• **Work instructions**
Go through the material and write it all out exactly, minus the pictures.
====
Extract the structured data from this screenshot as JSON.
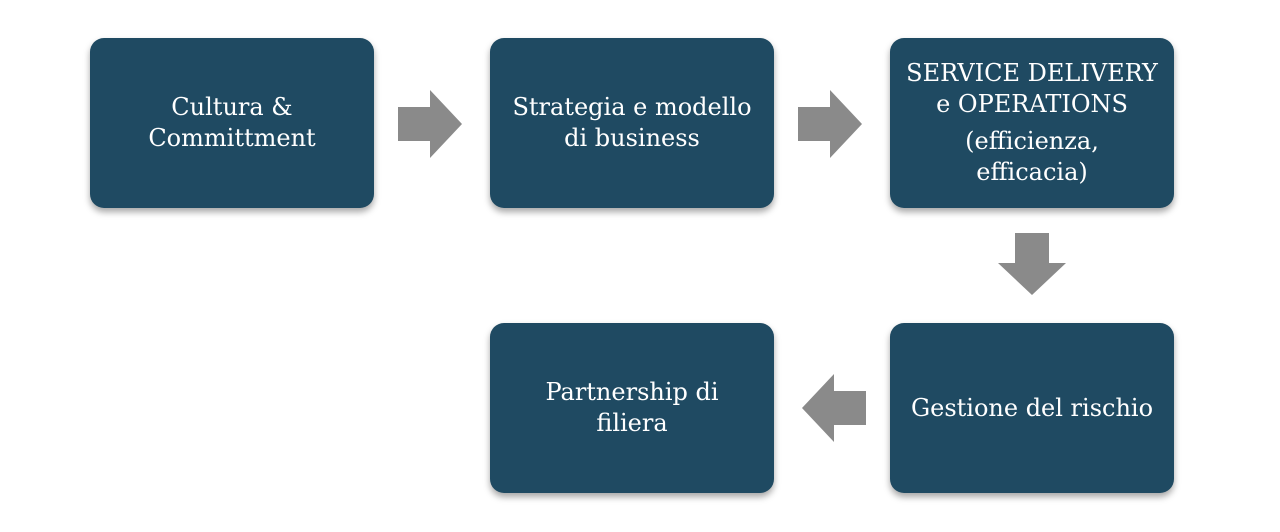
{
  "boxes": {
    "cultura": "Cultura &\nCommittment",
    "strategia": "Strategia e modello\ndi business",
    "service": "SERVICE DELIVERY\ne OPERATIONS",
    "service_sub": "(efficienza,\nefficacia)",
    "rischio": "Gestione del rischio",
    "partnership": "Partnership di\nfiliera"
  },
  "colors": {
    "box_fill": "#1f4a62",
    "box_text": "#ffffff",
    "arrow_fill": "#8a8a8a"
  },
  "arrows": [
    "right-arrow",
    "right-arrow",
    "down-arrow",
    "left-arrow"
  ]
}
====
• **The completed task**
Extract the structured data from this screenshot as JSON.
{
  "boxes": {
    "cultura": "Cultura &\nCommittment",
    "strategia": "Strategia e modello\ndi business",
    "service": "SERVICE DELIVERY\ne OPERATIONS",
    "service_sub": "(efficienza,\nefficacia)",
    "rischio": "Gestione del rischio",
    "partnership": "Partnership di\nfiliera"
  },
  "colors": {
    "box_fill": "#1f4a62",
    "box_text": "#ffffff",
    "arrow_fill": "#8a8a8a"
  },
  "arrows": [
    "right-arrow",
    "right-arrow",
    "down-arrow",
    "left-arrow"
  ]
}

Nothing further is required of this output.